Locate and copy all lines bearing the word "Overview".

[INPUT start]

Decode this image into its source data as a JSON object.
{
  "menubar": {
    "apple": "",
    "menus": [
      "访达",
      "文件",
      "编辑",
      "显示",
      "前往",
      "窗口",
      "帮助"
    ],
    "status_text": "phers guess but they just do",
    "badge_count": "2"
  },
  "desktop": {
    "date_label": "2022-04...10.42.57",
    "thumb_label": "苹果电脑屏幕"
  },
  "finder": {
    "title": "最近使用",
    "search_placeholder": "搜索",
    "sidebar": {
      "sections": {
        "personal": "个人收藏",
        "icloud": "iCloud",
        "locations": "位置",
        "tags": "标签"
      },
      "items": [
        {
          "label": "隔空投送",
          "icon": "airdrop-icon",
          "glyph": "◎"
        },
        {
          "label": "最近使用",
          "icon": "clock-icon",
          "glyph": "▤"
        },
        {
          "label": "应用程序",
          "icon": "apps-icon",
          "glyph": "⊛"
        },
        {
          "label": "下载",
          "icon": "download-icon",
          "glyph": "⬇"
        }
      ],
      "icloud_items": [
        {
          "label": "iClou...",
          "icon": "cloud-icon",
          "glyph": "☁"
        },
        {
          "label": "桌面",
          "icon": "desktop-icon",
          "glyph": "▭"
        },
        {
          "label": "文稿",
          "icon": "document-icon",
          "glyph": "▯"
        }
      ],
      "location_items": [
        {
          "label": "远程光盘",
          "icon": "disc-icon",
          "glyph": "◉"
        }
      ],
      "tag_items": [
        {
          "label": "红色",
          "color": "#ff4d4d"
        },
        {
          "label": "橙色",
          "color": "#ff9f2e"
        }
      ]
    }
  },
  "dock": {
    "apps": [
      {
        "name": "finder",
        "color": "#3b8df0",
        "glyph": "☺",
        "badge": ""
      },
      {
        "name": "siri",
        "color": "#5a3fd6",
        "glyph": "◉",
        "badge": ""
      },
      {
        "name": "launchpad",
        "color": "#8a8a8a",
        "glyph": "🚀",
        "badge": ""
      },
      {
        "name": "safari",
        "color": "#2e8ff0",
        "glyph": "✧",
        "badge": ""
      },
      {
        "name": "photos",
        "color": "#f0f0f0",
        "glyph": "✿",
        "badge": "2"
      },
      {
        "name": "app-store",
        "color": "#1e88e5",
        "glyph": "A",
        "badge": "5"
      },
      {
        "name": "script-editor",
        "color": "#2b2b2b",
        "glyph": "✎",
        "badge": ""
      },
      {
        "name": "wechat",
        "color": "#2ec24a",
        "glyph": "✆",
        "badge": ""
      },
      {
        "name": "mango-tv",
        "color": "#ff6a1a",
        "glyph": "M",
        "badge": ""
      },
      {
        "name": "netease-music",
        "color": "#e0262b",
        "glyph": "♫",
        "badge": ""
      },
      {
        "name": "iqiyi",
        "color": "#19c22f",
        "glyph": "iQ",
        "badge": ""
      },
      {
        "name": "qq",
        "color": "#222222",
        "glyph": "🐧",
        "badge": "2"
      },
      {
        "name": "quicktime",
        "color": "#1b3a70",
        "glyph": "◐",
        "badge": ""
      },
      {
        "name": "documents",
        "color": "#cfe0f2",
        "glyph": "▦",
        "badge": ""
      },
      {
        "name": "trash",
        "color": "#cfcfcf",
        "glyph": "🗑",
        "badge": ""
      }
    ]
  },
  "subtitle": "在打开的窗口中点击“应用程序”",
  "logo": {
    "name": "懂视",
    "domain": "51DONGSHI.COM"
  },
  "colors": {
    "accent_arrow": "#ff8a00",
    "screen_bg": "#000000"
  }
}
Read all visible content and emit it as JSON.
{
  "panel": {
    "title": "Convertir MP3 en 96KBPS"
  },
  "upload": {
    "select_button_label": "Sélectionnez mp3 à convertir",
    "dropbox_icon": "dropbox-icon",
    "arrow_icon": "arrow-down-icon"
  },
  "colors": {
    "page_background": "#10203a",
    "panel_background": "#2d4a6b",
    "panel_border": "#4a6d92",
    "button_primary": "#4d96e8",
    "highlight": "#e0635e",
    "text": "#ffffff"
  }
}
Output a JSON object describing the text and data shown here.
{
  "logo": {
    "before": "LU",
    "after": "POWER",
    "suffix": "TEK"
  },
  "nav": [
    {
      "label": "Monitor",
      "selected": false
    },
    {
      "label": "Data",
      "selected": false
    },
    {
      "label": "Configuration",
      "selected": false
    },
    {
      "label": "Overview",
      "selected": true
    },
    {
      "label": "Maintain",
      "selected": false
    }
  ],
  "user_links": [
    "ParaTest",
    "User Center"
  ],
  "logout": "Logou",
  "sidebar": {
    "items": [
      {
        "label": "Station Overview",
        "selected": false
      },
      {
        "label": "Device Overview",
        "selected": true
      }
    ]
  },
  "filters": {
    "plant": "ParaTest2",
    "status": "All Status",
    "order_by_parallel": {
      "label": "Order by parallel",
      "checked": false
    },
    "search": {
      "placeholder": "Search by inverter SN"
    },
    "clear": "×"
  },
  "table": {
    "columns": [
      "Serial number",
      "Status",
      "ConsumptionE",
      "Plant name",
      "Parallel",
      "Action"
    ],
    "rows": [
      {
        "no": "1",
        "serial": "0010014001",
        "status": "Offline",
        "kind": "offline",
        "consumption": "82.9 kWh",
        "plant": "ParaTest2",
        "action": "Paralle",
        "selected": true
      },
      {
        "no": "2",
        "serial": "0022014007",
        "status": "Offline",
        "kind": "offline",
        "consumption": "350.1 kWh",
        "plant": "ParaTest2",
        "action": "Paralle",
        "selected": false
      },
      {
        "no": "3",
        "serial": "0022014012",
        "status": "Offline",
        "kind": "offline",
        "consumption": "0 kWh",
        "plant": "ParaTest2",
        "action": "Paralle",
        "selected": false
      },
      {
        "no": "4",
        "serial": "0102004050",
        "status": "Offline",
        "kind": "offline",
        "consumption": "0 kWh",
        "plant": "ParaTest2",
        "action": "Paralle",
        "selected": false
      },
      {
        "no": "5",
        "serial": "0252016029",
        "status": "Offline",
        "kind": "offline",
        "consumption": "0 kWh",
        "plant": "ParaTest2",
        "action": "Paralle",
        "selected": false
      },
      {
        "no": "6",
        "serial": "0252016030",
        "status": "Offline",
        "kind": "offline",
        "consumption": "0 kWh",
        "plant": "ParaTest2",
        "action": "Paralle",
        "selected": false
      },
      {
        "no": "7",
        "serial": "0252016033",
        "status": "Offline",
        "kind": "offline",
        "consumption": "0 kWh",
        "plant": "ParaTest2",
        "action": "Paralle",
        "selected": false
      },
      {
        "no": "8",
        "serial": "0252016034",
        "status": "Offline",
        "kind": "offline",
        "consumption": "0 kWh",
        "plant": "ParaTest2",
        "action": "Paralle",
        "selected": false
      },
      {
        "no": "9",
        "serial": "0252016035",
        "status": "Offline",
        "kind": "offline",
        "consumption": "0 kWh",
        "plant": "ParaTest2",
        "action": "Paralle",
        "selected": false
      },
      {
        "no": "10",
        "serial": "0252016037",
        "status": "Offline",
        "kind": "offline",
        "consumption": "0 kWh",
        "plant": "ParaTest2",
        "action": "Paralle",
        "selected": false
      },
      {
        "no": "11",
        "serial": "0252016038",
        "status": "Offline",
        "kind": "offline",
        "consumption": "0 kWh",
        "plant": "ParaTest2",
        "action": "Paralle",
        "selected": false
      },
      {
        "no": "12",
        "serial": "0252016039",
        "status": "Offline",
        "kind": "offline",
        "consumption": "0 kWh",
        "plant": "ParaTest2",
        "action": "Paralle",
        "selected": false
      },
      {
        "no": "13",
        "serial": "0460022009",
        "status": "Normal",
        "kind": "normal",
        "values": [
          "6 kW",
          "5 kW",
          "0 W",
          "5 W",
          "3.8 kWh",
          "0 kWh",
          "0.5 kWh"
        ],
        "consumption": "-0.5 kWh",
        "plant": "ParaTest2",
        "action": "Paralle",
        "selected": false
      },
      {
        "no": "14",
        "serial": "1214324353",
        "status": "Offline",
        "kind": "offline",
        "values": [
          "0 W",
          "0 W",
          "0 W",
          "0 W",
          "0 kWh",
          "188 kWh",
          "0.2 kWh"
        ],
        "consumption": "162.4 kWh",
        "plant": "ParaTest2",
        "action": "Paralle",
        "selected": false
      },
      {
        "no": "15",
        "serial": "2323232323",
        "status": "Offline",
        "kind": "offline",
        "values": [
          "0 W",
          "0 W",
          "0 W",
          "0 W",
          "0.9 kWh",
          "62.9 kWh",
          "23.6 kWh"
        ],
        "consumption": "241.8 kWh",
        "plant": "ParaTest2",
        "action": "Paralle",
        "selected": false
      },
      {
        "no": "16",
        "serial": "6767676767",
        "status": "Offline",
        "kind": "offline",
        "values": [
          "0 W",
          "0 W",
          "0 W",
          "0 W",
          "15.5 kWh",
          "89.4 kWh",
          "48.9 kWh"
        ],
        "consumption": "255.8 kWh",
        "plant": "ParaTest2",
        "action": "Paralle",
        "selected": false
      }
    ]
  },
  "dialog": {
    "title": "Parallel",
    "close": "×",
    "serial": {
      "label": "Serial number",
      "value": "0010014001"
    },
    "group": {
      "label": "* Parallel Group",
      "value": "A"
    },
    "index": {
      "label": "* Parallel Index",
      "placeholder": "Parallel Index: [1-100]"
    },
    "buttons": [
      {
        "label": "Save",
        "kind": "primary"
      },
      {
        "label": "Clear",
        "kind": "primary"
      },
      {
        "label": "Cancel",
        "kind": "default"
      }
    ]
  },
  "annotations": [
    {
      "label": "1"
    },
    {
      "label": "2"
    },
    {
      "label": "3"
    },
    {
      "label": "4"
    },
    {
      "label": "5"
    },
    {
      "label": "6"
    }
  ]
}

[INPUT end]

[SOLUTION FOR THIS TASK]:
      "label": "Overview",
        "label": "Station Overview",
        "label": "Device Overview",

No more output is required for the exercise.